--- START OF ENTRIES SHOWN ---

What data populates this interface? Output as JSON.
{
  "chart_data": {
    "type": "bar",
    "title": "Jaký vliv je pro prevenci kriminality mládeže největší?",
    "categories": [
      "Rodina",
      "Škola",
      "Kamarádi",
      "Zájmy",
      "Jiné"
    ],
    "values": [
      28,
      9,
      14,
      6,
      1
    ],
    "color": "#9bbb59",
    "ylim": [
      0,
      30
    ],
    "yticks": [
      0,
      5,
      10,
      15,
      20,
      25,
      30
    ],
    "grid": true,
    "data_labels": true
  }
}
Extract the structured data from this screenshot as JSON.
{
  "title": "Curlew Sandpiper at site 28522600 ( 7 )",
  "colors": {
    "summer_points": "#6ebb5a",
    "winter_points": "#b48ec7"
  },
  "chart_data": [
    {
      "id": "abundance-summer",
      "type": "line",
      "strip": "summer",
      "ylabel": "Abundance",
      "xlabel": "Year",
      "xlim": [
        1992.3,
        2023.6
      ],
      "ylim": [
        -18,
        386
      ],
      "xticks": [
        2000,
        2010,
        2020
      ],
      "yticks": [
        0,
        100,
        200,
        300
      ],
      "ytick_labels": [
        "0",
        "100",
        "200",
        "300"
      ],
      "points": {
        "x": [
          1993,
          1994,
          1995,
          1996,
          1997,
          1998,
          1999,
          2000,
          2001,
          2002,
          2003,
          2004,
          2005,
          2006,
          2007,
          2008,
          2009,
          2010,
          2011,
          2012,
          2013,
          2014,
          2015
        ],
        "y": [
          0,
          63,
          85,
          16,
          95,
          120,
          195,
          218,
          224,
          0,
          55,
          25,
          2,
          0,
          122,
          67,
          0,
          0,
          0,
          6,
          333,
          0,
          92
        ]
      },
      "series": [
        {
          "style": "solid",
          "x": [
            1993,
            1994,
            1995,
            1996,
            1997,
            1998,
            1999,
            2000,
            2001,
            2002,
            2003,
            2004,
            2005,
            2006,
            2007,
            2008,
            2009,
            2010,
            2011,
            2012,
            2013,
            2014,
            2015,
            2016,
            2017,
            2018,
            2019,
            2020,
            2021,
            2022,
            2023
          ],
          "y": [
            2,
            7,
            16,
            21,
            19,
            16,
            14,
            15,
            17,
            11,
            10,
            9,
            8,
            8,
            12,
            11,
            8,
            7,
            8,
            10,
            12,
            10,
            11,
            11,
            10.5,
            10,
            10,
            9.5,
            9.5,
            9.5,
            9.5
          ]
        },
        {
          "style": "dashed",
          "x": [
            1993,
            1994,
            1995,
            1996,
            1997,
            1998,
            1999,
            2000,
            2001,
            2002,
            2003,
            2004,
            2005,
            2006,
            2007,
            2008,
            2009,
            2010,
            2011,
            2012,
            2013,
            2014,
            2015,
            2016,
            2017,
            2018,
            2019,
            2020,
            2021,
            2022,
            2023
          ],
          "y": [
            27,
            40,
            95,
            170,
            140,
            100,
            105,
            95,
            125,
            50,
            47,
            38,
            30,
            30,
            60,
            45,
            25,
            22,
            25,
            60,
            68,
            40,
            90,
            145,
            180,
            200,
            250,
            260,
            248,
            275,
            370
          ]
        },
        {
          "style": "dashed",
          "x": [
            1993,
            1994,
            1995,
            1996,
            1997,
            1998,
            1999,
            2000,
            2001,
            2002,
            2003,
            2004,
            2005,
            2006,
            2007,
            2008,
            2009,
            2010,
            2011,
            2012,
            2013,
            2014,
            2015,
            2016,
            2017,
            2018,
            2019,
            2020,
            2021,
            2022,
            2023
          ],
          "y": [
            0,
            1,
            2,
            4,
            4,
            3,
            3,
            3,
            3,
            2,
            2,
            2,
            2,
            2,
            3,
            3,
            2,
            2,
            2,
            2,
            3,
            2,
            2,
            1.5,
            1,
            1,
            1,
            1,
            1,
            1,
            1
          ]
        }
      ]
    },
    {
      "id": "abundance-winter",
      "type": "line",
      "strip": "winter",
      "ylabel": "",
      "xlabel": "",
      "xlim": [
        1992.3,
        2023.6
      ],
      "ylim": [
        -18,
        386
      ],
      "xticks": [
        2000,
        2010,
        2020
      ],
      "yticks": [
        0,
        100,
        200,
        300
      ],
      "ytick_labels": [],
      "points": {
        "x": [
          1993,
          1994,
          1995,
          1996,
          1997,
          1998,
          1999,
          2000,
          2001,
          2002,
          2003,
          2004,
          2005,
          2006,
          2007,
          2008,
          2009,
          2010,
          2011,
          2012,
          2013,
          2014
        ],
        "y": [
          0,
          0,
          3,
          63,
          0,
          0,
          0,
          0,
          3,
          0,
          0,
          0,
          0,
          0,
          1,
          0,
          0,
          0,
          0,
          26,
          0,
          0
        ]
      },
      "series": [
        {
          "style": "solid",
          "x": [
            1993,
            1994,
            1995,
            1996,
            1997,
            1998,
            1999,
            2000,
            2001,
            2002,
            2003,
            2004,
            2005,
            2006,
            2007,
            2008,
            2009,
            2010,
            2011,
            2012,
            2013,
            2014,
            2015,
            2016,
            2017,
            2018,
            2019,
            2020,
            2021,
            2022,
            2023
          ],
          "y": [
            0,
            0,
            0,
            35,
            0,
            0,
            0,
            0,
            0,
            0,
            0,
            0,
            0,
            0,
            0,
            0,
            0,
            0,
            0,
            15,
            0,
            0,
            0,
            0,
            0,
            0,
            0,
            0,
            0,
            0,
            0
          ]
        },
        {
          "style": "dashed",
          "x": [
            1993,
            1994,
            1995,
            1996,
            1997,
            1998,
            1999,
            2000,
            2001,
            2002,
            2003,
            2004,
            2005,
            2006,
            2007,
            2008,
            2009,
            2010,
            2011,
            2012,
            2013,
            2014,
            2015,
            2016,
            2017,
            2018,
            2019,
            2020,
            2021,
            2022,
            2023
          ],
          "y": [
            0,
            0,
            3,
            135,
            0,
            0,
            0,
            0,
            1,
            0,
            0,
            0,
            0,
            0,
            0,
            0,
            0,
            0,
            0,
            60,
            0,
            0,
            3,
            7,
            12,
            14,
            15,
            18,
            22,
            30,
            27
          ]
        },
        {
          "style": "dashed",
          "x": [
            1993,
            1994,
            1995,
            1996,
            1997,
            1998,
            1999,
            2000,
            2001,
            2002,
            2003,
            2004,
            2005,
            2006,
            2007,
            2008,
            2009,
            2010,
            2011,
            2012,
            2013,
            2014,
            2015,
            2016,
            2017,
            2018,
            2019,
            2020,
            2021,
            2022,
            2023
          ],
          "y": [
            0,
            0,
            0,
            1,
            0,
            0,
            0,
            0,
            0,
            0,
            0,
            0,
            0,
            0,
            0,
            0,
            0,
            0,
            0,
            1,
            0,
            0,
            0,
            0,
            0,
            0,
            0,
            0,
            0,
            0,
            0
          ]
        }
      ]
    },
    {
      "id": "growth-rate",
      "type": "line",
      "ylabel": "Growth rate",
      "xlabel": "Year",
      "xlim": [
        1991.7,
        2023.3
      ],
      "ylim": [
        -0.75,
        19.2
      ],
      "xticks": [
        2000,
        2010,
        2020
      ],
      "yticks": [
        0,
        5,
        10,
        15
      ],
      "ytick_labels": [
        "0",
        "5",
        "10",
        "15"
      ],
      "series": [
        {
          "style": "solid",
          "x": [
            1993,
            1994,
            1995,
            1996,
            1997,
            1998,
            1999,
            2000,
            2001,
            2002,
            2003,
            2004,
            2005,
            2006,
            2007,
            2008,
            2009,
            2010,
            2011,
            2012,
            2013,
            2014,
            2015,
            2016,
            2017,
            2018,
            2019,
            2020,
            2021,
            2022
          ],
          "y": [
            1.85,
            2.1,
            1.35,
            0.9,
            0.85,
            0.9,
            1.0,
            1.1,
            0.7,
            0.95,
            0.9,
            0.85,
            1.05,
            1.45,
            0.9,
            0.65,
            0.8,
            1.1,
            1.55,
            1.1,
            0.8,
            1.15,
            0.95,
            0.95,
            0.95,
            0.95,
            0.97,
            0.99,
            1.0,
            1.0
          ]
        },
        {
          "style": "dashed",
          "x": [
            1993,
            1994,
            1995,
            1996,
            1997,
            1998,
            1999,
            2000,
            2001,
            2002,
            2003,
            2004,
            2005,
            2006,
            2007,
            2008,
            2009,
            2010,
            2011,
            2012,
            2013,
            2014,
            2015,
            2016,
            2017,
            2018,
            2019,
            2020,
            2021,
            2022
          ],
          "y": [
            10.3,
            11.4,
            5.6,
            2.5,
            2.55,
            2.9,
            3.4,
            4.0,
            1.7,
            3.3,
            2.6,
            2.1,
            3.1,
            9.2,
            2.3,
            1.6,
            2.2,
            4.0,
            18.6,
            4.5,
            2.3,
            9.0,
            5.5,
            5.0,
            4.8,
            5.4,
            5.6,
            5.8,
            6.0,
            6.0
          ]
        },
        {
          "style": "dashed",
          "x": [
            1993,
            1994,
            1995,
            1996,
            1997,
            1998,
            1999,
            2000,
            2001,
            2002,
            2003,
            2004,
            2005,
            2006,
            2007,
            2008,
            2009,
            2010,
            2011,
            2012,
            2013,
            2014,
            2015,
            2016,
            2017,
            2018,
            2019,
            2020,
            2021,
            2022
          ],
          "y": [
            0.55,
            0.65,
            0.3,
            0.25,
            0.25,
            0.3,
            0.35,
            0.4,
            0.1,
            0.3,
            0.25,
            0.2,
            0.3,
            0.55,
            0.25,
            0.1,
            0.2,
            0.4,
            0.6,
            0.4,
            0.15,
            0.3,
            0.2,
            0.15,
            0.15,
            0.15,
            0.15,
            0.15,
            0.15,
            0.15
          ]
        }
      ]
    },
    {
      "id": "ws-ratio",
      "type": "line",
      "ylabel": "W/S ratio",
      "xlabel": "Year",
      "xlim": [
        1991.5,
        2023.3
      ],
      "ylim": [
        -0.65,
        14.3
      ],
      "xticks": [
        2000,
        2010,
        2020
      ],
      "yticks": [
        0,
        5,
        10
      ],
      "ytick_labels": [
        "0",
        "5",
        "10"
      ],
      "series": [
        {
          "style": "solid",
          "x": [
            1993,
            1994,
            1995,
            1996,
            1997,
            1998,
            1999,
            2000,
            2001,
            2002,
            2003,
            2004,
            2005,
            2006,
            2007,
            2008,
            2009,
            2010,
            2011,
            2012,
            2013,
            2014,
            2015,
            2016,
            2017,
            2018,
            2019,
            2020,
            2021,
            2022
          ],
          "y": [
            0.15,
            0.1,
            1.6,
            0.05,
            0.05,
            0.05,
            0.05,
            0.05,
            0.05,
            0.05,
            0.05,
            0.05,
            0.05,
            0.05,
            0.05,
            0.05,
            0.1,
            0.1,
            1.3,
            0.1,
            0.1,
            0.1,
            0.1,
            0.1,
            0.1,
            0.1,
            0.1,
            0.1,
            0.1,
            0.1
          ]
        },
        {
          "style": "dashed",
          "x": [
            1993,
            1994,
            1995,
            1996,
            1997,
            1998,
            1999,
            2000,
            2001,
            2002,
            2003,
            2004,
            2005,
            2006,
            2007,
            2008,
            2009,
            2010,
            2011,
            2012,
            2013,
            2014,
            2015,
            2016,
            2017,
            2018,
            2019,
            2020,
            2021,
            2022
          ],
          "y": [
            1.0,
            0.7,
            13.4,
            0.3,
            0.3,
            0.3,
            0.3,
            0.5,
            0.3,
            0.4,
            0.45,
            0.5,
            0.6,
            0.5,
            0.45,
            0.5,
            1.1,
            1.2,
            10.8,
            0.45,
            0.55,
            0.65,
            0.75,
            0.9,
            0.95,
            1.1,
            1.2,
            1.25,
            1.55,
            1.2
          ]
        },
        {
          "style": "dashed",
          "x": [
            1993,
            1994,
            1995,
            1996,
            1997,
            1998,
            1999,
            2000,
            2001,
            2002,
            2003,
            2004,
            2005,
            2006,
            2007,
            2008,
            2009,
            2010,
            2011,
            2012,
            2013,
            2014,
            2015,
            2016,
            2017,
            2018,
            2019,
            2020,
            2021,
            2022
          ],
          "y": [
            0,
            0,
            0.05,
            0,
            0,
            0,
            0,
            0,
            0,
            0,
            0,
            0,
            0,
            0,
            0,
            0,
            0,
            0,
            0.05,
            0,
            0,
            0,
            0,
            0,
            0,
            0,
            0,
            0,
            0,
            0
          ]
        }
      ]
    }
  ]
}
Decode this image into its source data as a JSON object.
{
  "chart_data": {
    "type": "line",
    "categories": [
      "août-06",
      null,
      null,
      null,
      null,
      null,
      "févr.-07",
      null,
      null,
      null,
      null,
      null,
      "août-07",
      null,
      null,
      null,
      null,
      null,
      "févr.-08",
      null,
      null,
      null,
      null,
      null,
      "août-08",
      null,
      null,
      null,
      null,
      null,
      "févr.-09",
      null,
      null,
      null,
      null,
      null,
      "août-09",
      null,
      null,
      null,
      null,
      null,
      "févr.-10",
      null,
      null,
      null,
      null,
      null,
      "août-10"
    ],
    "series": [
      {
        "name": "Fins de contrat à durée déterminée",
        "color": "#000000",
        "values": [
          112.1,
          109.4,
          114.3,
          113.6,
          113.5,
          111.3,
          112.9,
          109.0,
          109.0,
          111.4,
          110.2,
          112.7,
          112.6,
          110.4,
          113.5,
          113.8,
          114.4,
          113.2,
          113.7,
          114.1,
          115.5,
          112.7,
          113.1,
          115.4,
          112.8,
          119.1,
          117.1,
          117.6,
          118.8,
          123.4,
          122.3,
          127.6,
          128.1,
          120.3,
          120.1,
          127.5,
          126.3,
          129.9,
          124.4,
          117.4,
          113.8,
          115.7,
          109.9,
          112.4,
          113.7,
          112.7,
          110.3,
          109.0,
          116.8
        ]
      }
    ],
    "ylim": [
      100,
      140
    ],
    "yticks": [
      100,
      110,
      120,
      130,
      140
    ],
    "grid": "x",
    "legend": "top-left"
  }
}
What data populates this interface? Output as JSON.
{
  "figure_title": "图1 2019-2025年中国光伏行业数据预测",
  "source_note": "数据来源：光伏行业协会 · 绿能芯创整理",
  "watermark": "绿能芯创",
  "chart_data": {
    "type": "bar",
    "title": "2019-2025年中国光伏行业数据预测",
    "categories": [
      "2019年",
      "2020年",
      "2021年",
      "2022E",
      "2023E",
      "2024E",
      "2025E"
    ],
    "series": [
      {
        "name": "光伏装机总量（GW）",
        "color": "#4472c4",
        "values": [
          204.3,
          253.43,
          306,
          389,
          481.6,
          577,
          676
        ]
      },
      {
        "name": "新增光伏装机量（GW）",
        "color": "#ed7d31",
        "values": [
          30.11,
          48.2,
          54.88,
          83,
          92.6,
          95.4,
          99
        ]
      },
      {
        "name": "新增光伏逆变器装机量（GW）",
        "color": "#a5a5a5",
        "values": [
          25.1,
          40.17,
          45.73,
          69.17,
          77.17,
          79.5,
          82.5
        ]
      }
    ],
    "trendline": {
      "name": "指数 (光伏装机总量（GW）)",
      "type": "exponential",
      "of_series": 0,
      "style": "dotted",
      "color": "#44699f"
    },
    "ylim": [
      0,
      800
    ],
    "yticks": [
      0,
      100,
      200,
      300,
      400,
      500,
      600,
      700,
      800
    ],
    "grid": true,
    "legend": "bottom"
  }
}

--- END OF ENTRIES SHOWN ---

EXERCISE »
Show every line in the records above that contains the word "août".

THE OUTPUT »
      "août-06",
      "août-07",
      "août-08",
      "août-09",
      "août-10"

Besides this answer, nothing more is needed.